→ What the exercise asks
Render this sentence from the April 2019 new vehicle sales report in Spanish: "Volkswagen once again leads the passenger vehicle sales segment with 31.6% of the segment sales year-to-date."

— BEGIN Extract —

New Vehicle Sales – April 2019

A total of 926 new vehicles were sold in April, a 1.1% m/m contraction from the 936 vehicles sold in March. Year-to-date, 3,291 vehicles have been sold of which 1,582 were passenger vehicles, 1,543 light commercial vehicles, and 166 medium and heavy commercial vehicles. On a twelve-month cumulative basis, new vehicle sales increased by 1.1% m/m to 11,405 new vehicles sold as at the end of April 2019. On an annual basis, twelve-month cumulative new vehicle sales continued on a downward trend, contracting by 8.2% from the 12,423 new vehicles sold over the comparable period a year ago.

New passenger vehicle sales increased by 10.0% m/m in April, to 464 units. On an annual basis an increase of 29.9% was recorded as April saw an increase in monthly passenger vehicle sales from March for the first time since 1998. Year-to-date, passenger vehicle sales rose to 1,582 units, reflecting lower cumulative sales than the preceding 8 years, and a 10.8% decline from the year-to-date figure recorded in April 2018. Twelve-month cumulative passenger vehicle sales rose 2.2% m/m, but continued to slide on an annual basis, contracting 6.9% y/y.

A total of 462 new commercial vehicles were sold in April, contractions of 10.1% m/m and 15.3% y/y. Of the 462 commercial vehicles sold in April, 408 were classified as light vehicles, 16 as medium vehicles and 38 as heavy vehicles. On a year-on-year basis for the month of April light commercial sales rose by 4.3%, medium commercial sales fell by 36.0%, and heavy and extra heavy sales grew by 26.7%. On a twelve-month cumulative basis, light commercial vehicle sales dropped 9.9% y/y, while medium commercial vehicle sales rose 2.2% y/y, and heavy commercial vehicle sales fell 4.3% y/y. While medium commercial vehicles have recorded growth in twelve-month cumulative sales over the last seven months, the light and heavy segments of the market continue to see lower volumes sold than in 2018, already a low base. This is an indication that businesses are yet to increase capital deployment in any meaningful way as business confidence remains under pressure.

Volkswagen once again leads the passenger vehicle sales segment with 31.6% of the segment sales year-to-date. Toyota dropped to second place by this measure with 30.3% of the market-share as at the end of April. Kia, Hyundai, Mercedes and Ford each command around 5.0% of the market in the passenger vehicles segment, leaving the remaining 17.7% of the market to other brands.

Toyota, with a strong market-share of 63.3% ytd, commands the light commercial vehicles sales segment. Ford remains in second position in the segment with 9.3% of the market, while Nissan makes up third place with 6.5% of the year-to-date sales. Hino leads the medium commercial vehicle segment with 40.7% ytd of sales, while Scania was number one in the heavy and extra-heavy commercial vehicle segment with 31.8% of the market share year-to-date.

— END Extract —
— BEGIN Recorded information —

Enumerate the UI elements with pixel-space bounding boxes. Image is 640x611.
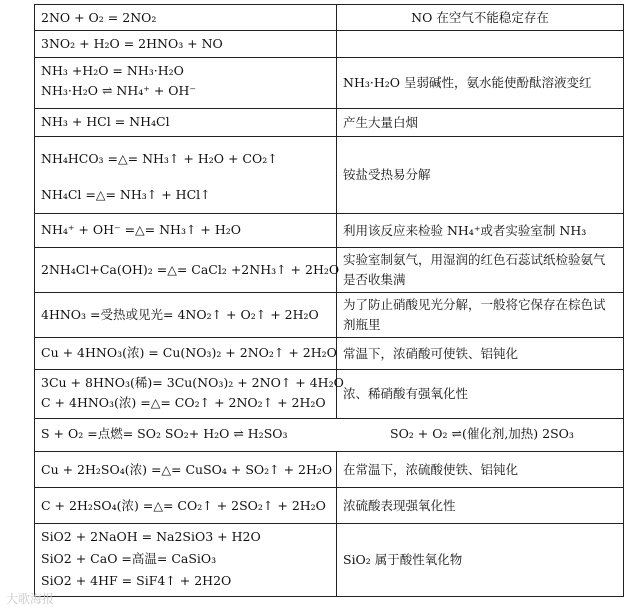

— END Recorded information —

→ Written solution
Volkswagen vuelve a liderar el segmento de ventas de vehículos de pasajeros con el 31,6 % de las ventas del segmento en lo que va del año.